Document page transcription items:
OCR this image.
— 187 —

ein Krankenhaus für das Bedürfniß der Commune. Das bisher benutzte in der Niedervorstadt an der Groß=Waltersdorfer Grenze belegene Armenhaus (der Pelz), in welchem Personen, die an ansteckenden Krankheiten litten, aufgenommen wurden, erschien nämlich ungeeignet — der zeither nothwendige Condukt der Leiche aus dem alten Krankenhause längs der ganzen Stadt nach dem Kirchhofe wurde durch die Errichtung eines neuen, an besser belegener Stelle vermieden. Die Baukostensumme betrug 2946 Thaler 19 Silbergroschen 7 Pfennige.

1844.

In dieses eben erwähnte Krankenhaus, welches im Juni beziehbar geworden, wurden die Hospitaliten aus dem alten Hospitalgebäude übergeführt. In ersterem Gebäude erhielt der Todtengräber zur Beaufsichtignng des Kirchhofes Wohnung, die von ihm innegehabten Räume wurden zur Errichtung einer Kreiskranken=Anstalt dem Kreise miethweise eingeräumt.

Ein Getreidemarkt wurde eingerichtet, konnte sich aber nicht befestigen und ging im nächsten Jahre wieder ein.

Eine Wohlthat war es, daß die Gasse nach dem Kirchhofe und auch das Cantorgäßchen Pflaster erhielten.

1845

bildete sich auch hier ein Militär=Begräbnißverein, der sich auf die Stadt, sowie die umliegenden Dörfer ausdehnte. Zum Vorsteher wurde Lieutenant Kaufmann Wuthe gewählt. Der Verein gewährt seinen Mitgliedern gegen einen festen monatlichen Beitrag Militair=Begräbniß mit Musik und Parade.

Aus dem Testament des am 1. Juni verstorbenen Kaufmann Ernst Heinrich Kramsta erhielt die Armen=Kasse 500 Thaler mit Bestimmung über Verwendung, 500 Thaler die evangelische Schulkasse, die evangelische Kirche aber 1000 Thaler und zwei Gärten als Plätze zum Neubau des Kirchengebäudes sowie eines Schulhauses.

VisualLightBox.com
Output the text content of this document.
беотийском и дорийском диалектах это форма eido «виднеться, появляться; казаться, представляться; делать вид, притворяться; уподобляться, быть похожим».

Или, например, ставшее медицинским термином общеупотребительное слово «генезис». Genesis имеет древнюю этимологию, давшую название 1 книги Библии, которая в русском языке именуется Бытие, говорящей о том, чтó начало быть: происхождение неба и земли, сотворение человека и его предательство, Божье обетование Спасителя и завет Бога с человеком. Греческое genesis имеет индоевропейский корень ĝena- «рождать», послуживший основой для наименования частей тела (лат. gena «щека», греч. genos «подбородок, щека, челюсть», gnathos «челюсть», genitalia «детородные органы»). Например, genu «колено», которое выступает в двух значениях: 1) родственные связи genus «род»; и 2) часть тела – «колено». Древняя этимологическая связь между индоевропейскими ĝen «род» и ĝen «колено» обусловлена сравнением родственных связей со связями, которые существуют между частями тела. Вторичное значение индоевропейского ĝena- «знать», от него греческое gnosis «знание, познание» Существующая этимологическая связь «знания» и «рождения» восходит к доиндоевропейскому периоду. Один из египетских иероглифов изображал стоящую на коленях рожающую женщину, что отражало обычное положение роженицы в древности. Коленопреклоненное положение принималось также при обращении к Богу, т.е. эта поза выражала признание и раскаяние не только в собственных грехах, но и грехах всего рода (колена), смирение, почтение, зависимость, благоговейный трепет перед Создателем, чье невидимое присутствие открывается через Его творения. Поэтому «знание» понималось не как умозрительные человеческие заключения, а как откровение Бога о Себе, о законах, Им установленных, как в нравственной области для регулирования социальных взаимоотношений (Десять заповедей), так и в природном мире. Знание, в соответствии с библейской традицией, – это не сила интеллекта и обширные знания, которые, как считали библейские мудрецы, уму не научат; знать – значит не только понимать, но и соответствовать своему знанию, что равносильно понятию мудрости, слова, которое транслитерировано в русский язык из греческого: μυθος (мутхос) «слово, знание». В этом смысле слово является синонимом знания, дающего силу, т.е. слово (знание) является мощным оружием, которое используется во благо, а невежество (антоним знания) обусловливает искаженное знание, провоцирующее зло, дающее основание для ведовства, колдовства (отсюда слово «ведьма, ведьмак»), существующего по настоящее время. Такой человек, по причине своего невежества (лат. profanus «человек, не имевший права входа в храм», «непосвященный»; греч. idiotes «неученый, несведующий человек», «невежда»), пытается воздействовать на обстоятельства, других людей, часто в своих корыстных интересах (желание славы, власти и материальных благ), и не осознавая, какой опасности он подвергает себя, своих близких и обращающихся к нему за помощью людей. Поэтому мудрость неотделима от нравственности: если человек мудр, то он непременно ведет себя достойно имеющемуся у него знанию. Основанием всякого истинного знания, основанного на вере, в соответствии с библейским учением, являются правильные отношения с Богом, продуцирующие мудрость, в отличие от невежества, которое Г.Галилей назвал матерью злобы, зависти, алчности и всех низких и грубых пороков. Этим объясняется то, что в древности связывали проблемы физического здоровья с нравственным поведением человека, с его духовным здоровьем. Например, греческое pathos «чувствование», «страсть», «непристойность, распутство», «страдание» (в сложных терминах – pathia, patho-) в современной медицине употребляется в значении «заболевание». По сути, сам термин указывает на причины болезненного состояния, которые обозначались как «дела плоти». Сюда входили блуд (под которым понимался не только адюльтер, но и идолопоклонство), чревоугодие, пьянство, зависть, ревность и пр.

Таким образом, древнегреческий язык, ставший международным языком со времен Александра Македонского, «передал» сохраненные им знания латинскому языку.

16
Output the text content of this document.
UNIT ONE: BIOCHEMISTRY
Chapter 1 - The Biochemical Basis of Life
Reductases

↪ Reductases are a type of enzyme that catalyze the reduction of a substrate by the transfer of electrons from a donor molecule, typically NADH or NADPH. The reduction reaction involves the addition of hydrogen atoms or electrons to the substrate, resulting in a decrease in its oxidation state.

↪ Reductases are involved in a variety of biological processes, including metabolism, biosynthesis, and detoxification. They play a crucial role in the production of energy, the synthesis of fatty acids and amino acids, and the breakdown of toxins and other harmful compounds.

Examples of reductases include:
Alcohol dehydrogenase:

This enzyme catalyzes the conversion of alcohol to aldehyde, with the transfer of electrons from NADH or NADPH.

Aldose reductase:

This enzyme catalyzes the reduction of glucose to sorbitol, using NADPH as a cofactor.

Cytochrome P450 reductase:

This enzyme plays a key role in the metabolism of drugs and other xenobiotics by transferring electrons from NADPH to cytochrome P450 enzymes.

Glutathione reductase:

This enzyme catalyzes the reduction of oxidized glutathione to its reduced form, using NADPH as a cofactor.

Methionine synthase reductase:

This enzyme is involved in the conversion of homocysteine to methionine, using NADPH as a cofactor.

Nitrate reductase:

• Task to carry out
Report how many lines of the data above hold the string "electrons". Nothing else belongs in the answer.

• Completed task
3